#### PROMPT:
Each line of the material must be returned exactly.

##### MATERIAL FOR THIS EXERCISE #####

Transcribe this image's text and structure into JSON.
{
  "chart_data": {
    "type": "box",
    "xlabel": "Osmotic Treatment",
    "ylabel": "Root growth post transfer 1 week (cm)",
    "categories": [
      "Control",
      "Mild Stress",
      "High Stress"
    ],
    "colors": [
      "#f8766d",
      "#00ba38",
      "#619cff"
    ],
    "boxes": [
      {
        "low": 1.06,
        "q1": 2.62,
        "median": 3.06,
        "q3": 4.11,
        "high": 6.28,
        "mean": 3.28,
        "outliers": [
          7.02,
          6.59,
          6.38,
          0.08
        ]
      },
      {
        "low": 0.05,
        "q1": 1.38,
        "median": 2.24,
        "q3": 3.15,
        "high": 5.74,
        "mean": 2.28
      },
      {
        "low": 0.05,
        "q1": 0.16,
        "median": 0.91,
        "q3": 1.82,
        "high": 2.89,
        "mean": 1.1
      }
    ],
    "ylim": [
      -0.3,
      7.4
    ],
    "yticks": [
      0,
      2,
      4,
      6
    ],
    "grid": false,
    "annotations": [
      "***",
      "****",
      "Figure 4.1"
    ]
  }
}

#####

#### CORRECT OUTPUT:
Transcribe this image's text and structure into JSON.
{
  "chart_data": {
    "type": "box",
    "xlabel": "Osmotic Treatment",
    "ylabel": "Root growth post transfer 1 week (cm)",
    "categories": [
      "Control",
      "Mild Stress",
      "High Stress"
    ],
    "colors": [
      "#f8766d",
      "#00ba38",
      "#619cff"
    ],
    "boxes": [
      {
        "low": 1.06,
        "q1": 2.62,
        "median": 3.06,
        "q3": 4.11,
        "high": 6.28,
        "mean": 3.28,
        "outliers": [
          7.02,
          6.59,
          6.38,
          0.08
        ]
      },
      {
        "low": 0.05,
        "q1": 1.38,
        "median": 2.24,
        "q3": 3.15,
        "high": 5.74,
        "mean": 2.28
      },
      {
        "low": 0.05,
        "q1": 0.16,
        "median": 0.91,
        "q3": 1.82,
        "high": 2.89,
        "mean": 1.1
      }
    ],
    "ylim": [
      -0.3,
      7.4
    ],
    "yticks": [
      0,
      2,
      4,
      6
    ],
    "grid": false,
    "annotations": [
      "***",
      "****",
      "Figure 4.1"
    ]
  }
}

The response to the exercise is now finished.